Arrange everything in the data from the line containing "x-tick-label: 40 bbox=[384, 424, 400, 440]" down to the line containing "series-label: LACTIC ACID" as a JSON list of strings, one string per line. Include both of those lines, leave out blank lines, and give only that span.

[Image region annotations]
==============================

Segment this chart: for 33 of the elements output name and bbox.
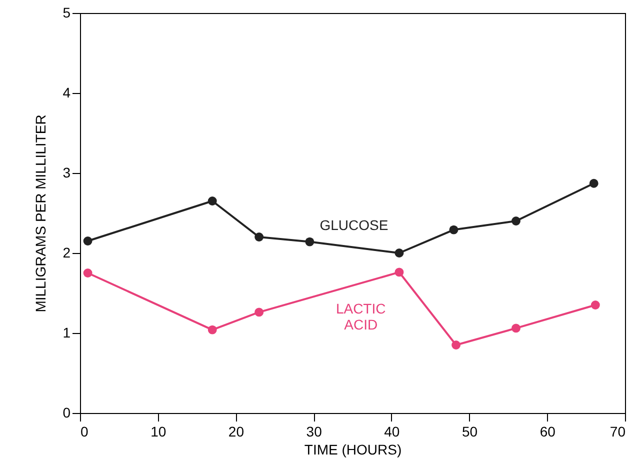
x-tick-label: 40 bbox=[384, 424, 400, 440]
point bbox=[254, 308, 264, 317]
point bbox=[512, 216, 520, 226]
x-tick-label: 30 bbox=[306, 424, 322, 440]
point bbox=[589, 178, 598, 188]
x-tick-label: 50 bbox=[462, 424, 478, 440]
x-tick-label: 0 bbox=[80, 424, 88, 440]
x-tick-label: 70 bbox=[610, 424, 626, 440]
x-tick-label: 60 bbox=[540, 424, 556, 440]
y-axis-title: MILLIGRAMS PER MILLILITER bbox=[32, 114, 49, 312]
series-label: GLUCOSE bbox=[320, 217, 388, 233]
y-tick-label: 3 bbox=[62, 164, 71, 180]
y-tick-label: 1 bbox=[62, 324, 71, 340]
x-tick-label: 10 bbox=[150, 424, 166, 440]
point bbox=[512, 324, 520, 333]
series-label: LACTIC ACID bbox=[336, 300, 386, 332]
point bbox=[83, 268, 92, 278]
y-tick-label: 4 bbox=[62, 84, 71, 100]
point bbox=[452, 340, 461, 350]
point bbox=[394, 248, 404, 258]
point bbox=[83, 236, 92, 246]
point bbox=[449, 225, 458, 234]
point bbox=[208, 325, 217, 334]
y-tick-label: 2 bbox=[62, 244, 71, 260]
point bbox=[394, 268, 404, 277]
x-tick-label: 20 bbox=[228, 424, 244, 440]
x-axis-title: TIME (HOURS) bbox=[304, 442, 402, 458]
point bbox=[590, 300, 600, 310]
point bbox=[254, 232, 264, 242]
point bbox=[305, 237, 314, 246]
point bbox=[208, 196, 217, 206]
y-tick-label: 0 bbox=[62, 404, 71, 420]
y-tick-label: 5 bbox=[62, 4, 71, 20]
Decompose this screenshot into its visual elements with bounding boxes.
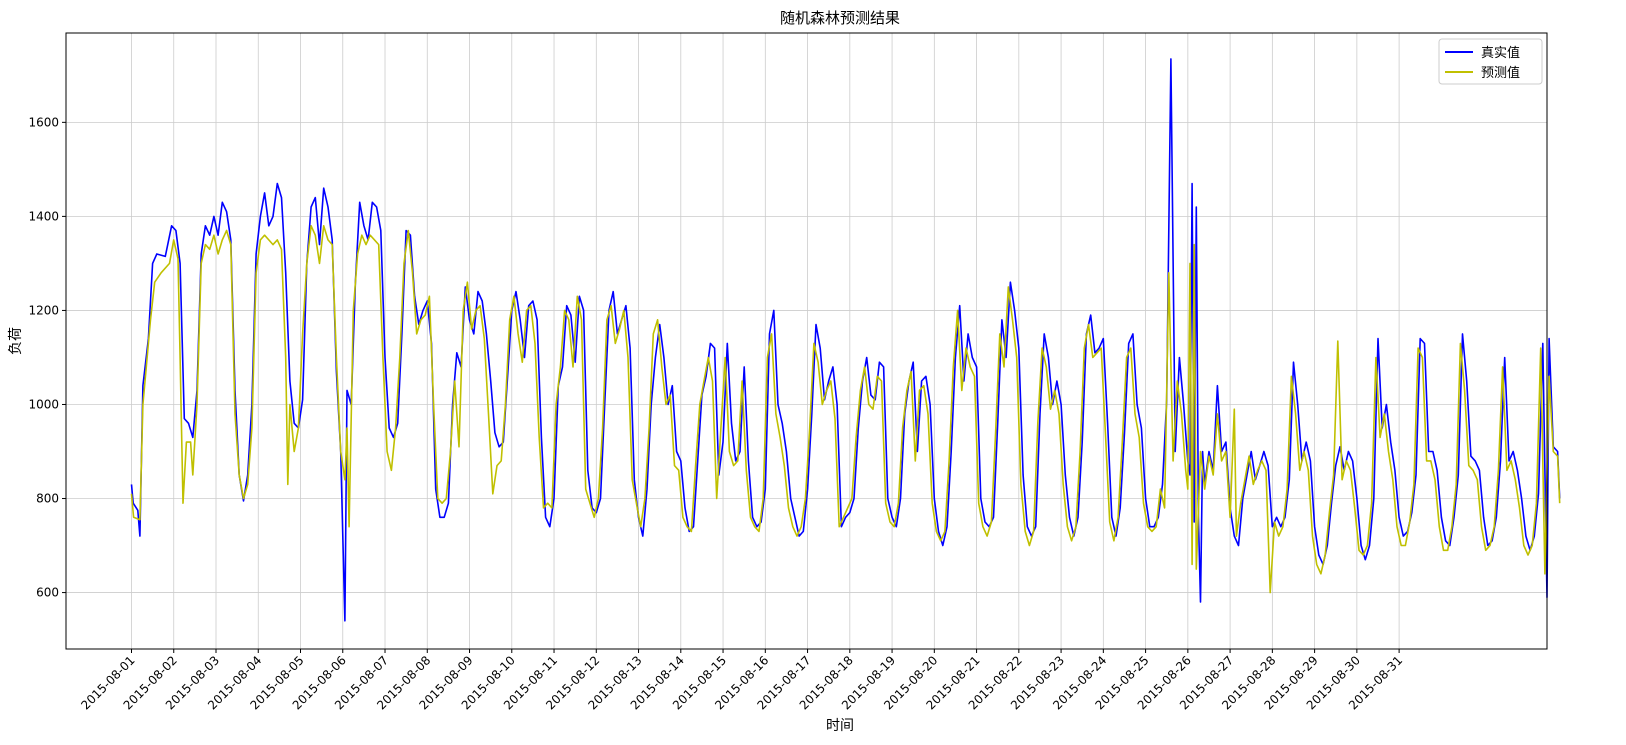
x-axis-title: 时间 [826, 718, 854, 734]
y-tick-label: 600 [36, 586, 59, 600]
y-tick-label: 1000 [28, 397, 59, 411]
y-tick-label: 800 [36, 492, 59, 506]
series-layer [130, 58, 1561, 622]
y-axis: 600 800 1000 1200 1400 1600 [28, 115, 66, 600]
legend-label: 预测值 [1481, 65, 1520, 81]
legend-label: 真实值 [1481, 45, 1520, 61]
chart-title: 随机森林预测结果 [780, 9, 900, 27]
y-tick-label: 1200 [28, 303, 59, 317]
x-axis: 2015-08-012015-08-022015-08-032015-08-04… [78, 649, 1405, 712]
y-tick-label: 1600 [28, 115, 59, 129]
series-actual-line [130, 58, 1561, 622]
y-tick-label: 1400 [28, 209, 59, 223]
y-axis-title: 负荷 [8, 327, 24, 355]
series-predicted-line [130, 225, 1561, 594]
plot-frame [65, 32, 1548, 650]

==============================

Task solution:
[
  "x-tick-label: 40 bbox=[384, 424, 400, 440]",
  "point bbox=[254, 308, 264, 317]",
  "point bbox=[512, 216, 520, 226]",
  "x-tick-label: 30 bbox=[306, 424, 322, 440]",
  "point bbox=[589, 178, 598, 188]",
  "x-tick-label: 50 bbox=[462, 424, 478, 440]",
  "x-tick-label: 0 bbox=[80, 424, 88, 440]",
  "x-tick-label: 70 bbox=[610, 424, 626, 440]",
  "x-tick-label: 60 bbox=[540, 424, 556, 440]",
  "y-axis-title: MILLIGRAMS PER MILLILITER bbox=[32, 114, 49, 312]",
  "series-label: GLUCOSE bbox=[320, 217, 388, 233]",
  "y-tick-label: 3 bbox=[62, 164, 71, 180]",
  "y-tick-label: 1 bbox=[62, 324, 71, 340]",
  "x-tick-label: 10 bbox=[150, 424, 166, 440]",
  "point bbox=[512, 324, 520, 333]",
  "series-label: LACTIC ACID bbox=[336, 300, 386, 332]"
]